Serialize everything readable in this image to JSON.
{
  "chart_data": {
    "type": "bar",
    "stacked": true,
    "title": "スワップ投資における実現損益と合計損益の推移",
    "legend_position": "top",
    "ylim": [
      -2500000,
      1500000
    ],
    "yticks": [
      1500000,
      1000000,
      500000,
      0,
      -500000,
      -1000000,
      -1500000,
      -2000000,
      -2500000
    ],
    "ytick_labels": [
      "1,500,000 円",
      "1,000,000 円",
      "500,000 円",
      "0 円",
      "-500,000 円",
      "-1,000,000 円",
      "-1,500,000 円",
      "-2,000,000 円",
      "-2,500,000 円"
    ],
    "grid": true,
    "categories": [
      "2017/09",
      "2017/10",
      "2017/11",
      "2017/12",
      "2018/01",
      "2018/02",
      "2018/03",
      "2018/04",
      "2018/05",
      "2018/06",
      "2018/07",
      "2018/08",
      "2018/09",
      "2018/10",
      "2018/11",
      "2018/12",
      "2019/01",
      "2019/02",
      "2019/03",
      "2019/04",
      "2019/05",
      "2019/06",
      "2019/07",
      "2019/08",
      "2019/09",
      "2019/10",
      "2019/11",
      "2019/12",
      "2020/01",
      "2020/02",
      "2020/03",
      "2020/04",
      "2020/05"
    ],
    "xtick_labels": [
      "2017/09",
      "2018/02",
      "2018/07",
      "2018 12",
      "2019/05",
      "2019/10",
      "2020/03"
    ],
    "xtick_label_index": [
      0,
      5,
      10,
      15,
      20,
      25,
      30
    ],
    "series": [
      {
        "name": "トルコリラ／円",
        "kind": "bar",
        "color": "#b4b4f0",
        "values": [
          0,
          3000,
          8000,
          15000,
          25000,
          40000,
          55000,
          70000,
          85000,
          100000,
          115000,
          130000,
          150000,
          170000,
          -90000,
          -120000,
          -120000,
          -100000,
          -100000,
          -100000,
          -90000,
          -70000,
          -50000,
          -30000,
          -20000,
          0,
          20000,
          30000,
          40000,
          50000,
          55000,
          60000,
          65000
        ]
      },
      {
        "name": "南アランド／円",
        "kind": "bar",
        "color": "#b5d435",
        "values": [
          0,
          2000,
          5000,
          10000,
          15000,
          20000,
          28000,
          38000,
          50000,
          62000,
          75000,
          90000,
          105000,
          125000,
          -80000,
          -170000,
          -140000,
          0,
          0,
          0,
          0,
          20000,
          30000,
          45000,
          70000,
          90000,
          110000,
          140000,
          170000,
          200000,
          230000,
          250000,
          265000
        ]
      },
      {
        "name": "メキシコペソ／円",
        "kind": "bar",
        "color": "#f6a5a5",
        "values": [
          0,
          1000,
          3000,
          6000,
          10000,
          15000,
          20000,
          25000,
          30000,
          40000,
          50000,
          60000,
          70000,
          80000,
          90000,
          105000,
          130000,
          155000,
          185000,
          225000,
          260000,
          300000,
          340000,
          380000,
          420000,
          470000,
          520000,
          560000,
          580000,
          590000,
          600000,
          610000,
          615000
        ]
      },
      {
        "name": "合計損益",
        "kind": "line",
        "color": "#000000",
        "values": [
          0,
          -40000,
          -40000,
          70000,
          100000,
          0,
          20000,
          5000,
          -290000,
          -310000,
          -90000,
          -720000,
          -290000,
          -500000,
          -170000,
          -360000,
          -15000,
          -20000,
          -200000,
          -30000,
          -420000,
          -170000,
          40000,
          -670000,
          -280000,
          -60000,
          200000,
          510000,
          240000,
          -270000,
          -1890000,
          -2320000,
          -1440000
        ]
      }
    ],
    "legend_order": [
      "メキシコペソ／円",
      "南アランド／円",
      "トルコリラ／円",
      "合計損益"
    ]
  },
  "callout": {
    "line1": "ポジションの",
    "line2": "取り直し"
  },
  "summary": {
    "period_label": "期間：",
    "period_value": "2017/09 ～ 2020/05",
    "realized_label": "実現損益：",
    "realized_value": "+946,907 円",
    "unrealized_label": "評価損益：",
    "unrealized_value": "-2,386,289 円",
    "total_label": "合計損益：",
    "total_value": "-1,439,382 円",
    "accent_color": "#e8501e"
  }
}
☆ ☆ ☆ ☆
= WHAT IS BEING ASKED =
Copy every record above exactly as it appears.

= TASK OUTPUT =
Serialize everything readable in this image to JSON.
{
  "chart_data": {
    "type": "bar",
    "stacked": true,
    "title": "スワップ投資における実現損益と合計損益の推移",
    "legend_position": "top",
    "ylim": [
      -2500000,
      1500000
    ],
    "yticks": [
      1500000,
      1000000,
      500000,
      0,
      -500000,
      -1000000,
      -1500000,
      -2000000,
      -2500000
    ],
    "ytick_labels": [
      "1,500,000 円",
      "1,000,000 円",
      "500,000 円",
      "0 円",
      "-500,000 円",
      "-1,000,000 円",
      "-1,500,000 円",
      "-2,000,000 円",
      "-2,500,000 円"
    ],
    "grid": true,
    "categories": [
      "2017/09",
      "2017/10",
      "2017/11",
      "2017/12",
      "2018/01",
      "2018/02",
      "2018/03",
      "2018/04",
      "2018/05",
      "2018/06",
      "2018/07",
      "2018/08",
      "2018/09",
      "2018/10",
      "2018/11",
      "2018/12",
      "2019/01",
      "2019/02",
      "2019/03",
      "2019/04",
      "2019/05",
      "2019/06",
      "2019/07",
      "2019/08",
      "2019/09",
      "2019/10",
      "2019/11",
      "2019/12",
      "2020/01",
      "2020/02",
      "2020/03",
      "2020/04",
      "2020/05"
    ],
    "xtick_labels": [
      "2017/09",
      "2018/02",
      "2018/07",
      "2018 12",
      "2019/05",
      "2019/10",
      "2020/03"
    ],
    "xtick_label_index": [
      0,
      5,
      10,
      15,
      20,
      25,
      30
    ],
    "series": [
      {
        "name": "トルコリラ／円",
        "kind": "bar",
        "color": "#b4b4f0",
        "values": [
          0,
          3000,
          8000,
          15000,
          25000,
          40000,
          55000,
          70000,
          85000,
          100000,
          115000,
          130000,
          150000,
          170000,
          -90000,
          -120000,
          -120000,
          -100000,
          -100000,
          -100000,
          -90000,
          -70000,
          -50000,
          -30000,
          -20000,
          0,
          20000,
          30000,
          40000,
          50000,
          55000,
          60000,
          65000
        ]
      },
      {
        "name": "南アランド／円",
        "kind": "bar",
        "color": "#b5d435",
        "values": [
          0,
          2000,
          5000,
          10000,
          15000,
          20000,
          28000,
          38000,
          50000,
          62000,
          75000,
          90000,
          105000,
          125000,
          -80000,
          -170000,
          -140000,
          0,
          0,
          0,
          0,
          20000,
          30000,
          45000,
          70000,
          90000,
          110000,
          140000,
          170000,
          200000,
          230000,
          250000,
          265000
        ]
      },
      {
        "name": "メキシコペソ／円",
        "kind": "bar",
        "color": "#f6a5a5",
        "values": [
          0,
          1000,
          3000,
          6000,
          10000,
          15000,
          20000,
          25000,
          30000,
          40000,
          50000,
          60000,
          70000,
          80000,
          90000,
          105000,
          130000,
          155000,
          185000,
          225000,
          260000,
          300000,
          340000,
          380000,
          420000,
          470000,
          520000,
          560000,
          580000,
          590000,
          600000,
          610000,
          615000
        ]
      },
      {
        "name": "合計損益",
        "kind": "line",
        "color": "#000000",
        "values": [
          0,
          -40000,
          -40000,
          70000,
          100000,
          0,
          20000,
          5000,
          -290000,
          -310000,
          -90000,
          -720000,
          -290000,
          -500000,
          -170000,
          -360000,
          -15000,
          -20000,
          -200000,
          -30000,
          -420000,
          -170000,
          40000,
          -670000,
          -280000,
          -60000,
          200000,
          510000,
          240000,
          -270000,
          -1890000,
          -2320000,
          -1440000
        ]
      }
    ],
    "legend_order": [
      "メキシコペソ／円",
      "南アランド／円",
      "トルコリラ／円",
      "合計損益"
    ]
  },
  "callout": {
    "line1": "ポジションの",
    "line2": "取り直し"
  },
  "summary": {
    "period_label": "期間：",
    "period_value": "2017/09 ～ 2020/05",
    "realized_label": "実現損益：",
    "realized_value": "+946,907 円",
    "unrealized_label": "評価損益：",
    "unrealized_value": "-2,386,289 円",
    "total_label": "合計損益：",
    "total_value": "-1,439,382 円",
    "accent_color": "#e8501e"
  }
}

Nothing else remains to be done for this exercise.